(What to produce) Give the listing again in full, exactly as written.

(Material for this task)
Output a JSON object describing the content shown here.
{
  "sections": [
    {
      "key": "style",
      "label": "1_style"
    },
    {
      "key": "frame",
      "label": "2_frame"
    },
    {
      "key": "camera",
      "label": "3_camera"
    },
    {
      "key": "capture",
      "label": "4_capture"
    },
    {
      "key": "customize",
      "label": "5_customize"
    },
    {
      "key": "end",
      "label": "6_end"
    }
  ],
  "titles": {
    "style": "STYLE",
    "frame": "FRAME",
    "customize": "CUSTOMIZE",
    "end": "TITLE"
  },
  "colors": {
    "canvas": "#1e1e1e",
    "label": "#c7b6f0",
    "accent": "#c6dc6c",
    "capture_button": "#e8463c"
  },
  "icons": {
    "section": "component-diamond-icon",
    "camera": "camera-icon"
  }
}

(Output of the exercise)
Output a JSON object describing the content shown here.
{
  "sections": [
    {
      "key": "style",
      "label": "1_style"
    },
    {
      "key": "frame",
      "label": "2_frame"
    },
    {
      "key": "camera",
      "label": "3_camera"
    },
    {
      "key": "capture",
      "label": "4_capture"
    },
    {
      "key": "customize",
      "label": "5_customize"
    },
    {
      "key": "end",
      "label": "6_end"
    }
  ],
  "titles": {
    "style": "STYLE",
    "frame": "FRAME",
    "customize": "CUSTOMIZE",
    "end": "TITLE"
  },
  "colors": {
    "canvas": "#1e1e1e",
    "label": "#c7b6f0",
    "accent": "#c6dc6c",
    "capture_button": "#e8463c"
  },
  "icons": {
    "section": "component-diamond-icon",
    "camera": "camera-icon"
  }
}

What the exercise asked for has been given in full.